Given task:
Scan the records below. List lines holding "ARIMA".
— Start Records supplied —
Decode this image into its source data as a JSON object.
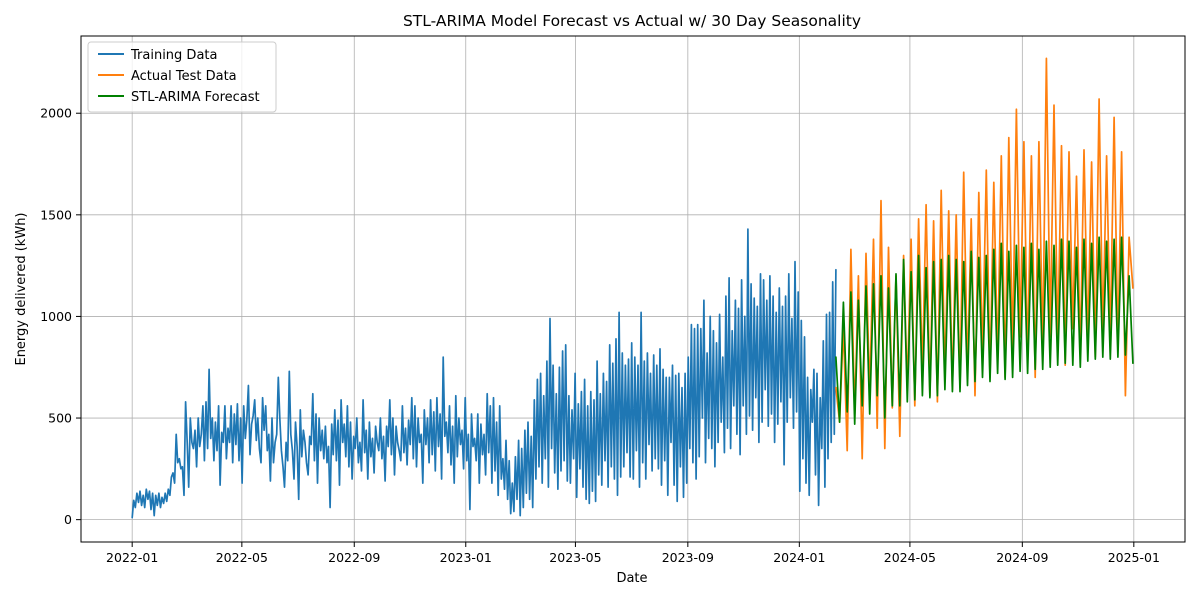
{
  "chart_data": {
    "type": "line",
    "title": "STL-ARIMA Model Forecast vs Actual w/ 30 Day Seasonality",
    "xlabel": "Date",
    "ylabel": "Energy delivered (kWh)",
    "x_type": "date",
    "xlim": [
      "2021-11-06",
      "2025-02-26"
    ],
    "ylim": [
      -110,
      2380
    ],
    "grid": true,
    "legend_position": "top-left",
    "x_ticks": [
      "2022-01",
      "2022-05",
      "2022-09",
      "2023-01",
      "2023-05",
      "2023-09",
      "2024-01",
      "2024-05",
      "2024-09",
      "2025-01"
    ],
    "y_ticks": [
      0,
      500,
      1000,
      1500,
      2000
    ],
    "series": [
      {
        "name": "Training Data",
        "color": "#1f77b4",
        "x_start": "2022-01-01",
        "x_end": "2024-02-10",
        "values": [
          10,
          95,
          60,
          130,
          85,
          140,
          70,
          120,
          60,
          150,
          100,
          140,
          50,
          130,
          20,
          120,
          70,
          130,
          60,
          110,
          80,
          130,
          90,
          150,
          120,
          210,
          230,
          180,
          420,
          280,
          300,
          250,
          260,
          120,
          580,
          380,
          160,
          500,
          380,
          350,
          440,
          260,
          500,
          360,
          420,
          560,
          290,
          580,
          350,
          740,
          400,
          500,
          290,
          480,
          340,
          560,
          170,
          430,
          380,
          560,
          300,
          450,
          380,
          560,
          280,
          520,
          370,
          570,
          290,
          500,
          180,
          560,
          400,
          490,
          660,
          320,
          470,
          510,
          590,
          390,
          500,
          350,
          280,
          600,
          440,
          560,
          340,
          420,
          190,
          500,
          280,
          380,
          420,
          700,
          500,
          340,
          260,
          160,
          380,
          290,
          730,
          420,
          340,
          200,
          480,
          360,
          100,
          540,
          310,
          440,
          380,
          280,
          220,
          410,
          370,
          620,
          290,
          520,
          180,
          500,
          340,
          440,
          300,
          460,
          280,
          360,
          60,
          470,
          320,
          540,
          290,
          490,
          170,
          590,
          380,
          470,
          310,
          560,
          260,
          480,
          200,
          410,
          350,
          500,
          280,
          380,
          240,
          590,
          330,
          440,
          200,
          480,
          310,
          400,
          230,
          460,
          380,
          340,
          500,
          300,
          410,
          190,
          460,
          360,
          590,
          320,
          500,
          220,
          460,
          380,
          340,
          290,
          560,
          330,
          450,
          270,
          490,
          370,
          600,
          300,
          560,
          260,
          500,
          380,
          420,
          180,
          540,
          370,
          500,
          280,
          590,
          320,
          530,
          240,
          600,
          360,
          520,
          200,
          800,
          410,
          480,
          330,
          560,
          270,
          460,
          180,
          610,
          310,
          500,
          370,
          440,
          250,
          600,
          290,
          420,
          50,
          520,
          360,
          400,
          290,
          520,
          180,
          470,
          320,
          420,
          220,
          620,
          330,
          560,
          180,
          600,
          240,
          480,
          120,
          560,
          200,
          300,
          150,
          390,
          100,
          290,
          30,
          180,
          40,
          310,
          100,
          390,
          20,
          350,
          60,
          440,
          130,
          480,
          100,
          410,
          60,
          590,
          200,
          690,
          260,
          720,
          180,
          610,
          300,
          780,
          160,
          990,
          350,
          760,
          230,
          620,
          150,
          750,
          240,
          830,
          290,
          860,
          190,
          610,
          180,
          540,
          300,
          720,
          110,
          570,
          250,
          630,
          160,
          690,
          100,
          560,
          80,
          630,
          140,
          590,
          90,
          780,
          220,
          620,
          170,
          720,
          290,
          680,
          160,
          860,
          260,
          770,
          200,
          890,
          120,
          1020,
          210,
          820,
          260,
          760,
          330,
          790,
          210,
          870,
          200,
          800,
          340,
          760,
          160,
          1020,
          280,
          780,
          200,
          820,
          370,
          720,
          240,
          810,
          300,
          760,
          250,
          840,
          170,
          740,
          290,
          700,
          120,
          700,
          380,
          760,
          170,
          710,
          90,
          720,
          260,
          650,
          110,
          720,
          180,
          800,
          350,
          960,
          280,
          940,
          200,
          960,
          310,
          940,
          500,
          1080,
          280,
          820,
          400,
          1000,
          350,
          930,
          260,
          870,
          380,
          1010,
          480,
          800,
          330,
          1100,
          450,
          1190,
          350,
          930,
          560,
          1080,
          420,
          1040,
          320,
          1180,
          560,
          1000,
          420,
          1430,
          510,
          1160,
          440,
          1090,
          600,
          1050,
          380,
          1210,
          480,
          1180,
          640,
          1080,
          460,
          1200,
          520,
          1100,
          380,
          1020,
          470,
          1140,
          580,
          1050,
          270,
          1100,
          480,
          1210,
          600,
          990,
          450,
          1270,
          530,
          1120,
          140,
          980,
          300,
          900,
          180,
          700,
          120,
          640,
          480,
          740,
          220,
          720,
          70,
          600,
          350,
          880,
          160,
          1010,
          300,
          1020,
          380,
          1170,
          420,
          1230
        ]
      },
      {
        "name": "Actual Test Data",
        "color": "#ff7f0e",
        "x_start": "2024-02-10",
        "x_end": "2024-12-31",
        "values": [
          650,
          480,
          950,
          340,
          1330,
          520,
          1200,
          300,
          1310,
          620,
          1380,
          450,
          1570,
          350,
          1340,
          550,
          1200,
          410,
          1300,
          650,
          1380,
          560,
          1480,
          720,
          1550,
          610,
          1470,
          580,
          1620,
          700,
          1520,
          640,
          1500,
          650,
          1710,
          720,
          1480,
          610,
          1610,
          800,
          1720,
          700,
          1660,
          780,
          1790,
          700,
          1880,
          820,
          2020,
          900,
          1860,
          780,
          1790,
          700,
          1860,
          820,
          2270,
          900,
          2040,
          860,
          1840,
          760,
          1810,
          940,
          1690,
          820,
          1820,
          870,
          1760,
          800,
          2070,
          900,
          1790,
          880,
          1980,
          840,
          1810,
          610,
          1390,
          1140
        ]
      },
      {
        "name": "STL-ARIMA Forecast",
        "color": "#008000",
        "x_start": "2024-02-10",
        "x_end": "2024-12-31",
        "values": [
          800,
          480,
          1070,
          530,
          1120,
          470,
          1080,
          560,
          1150,
          520,
          1160,
          610,
          1200,
          500,
          1140,
          560,
          1210,
          560,
          1280,
          580,
          1220,
          590,
          1300,
          610,
          1240,
          600,
          1270,
          610,
          1280,
          640,
          1300,
          630,
          1280,
          630,
          1270,
          660,
          1320,
          680,
          1290,
          700,
          1300,
          680,
          1330,
          720,
          1360,
          690,
          1320,
          700,
          1350,
          730,
          1340,
          720,
          1360,
          740,
          1330,
          740,
          1370,
          750,
          1350,
          760,
          1380,
          770,
          1370,
          760,
          1340,
          750,
          1380,
          780,
          1360,
          790,
          1390,
          800,
          1370,
          790,
          1380,
          800,
          1390,
          810,
          1200,
          770
        ]
      }
    ]
  }
}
— End Records supplied —
Expected output:
    "title": "STL-ARIMA Model Forecast vs Actual w/ 30 Day Seasonality",
        "name": "STL-ARIMA Forecast",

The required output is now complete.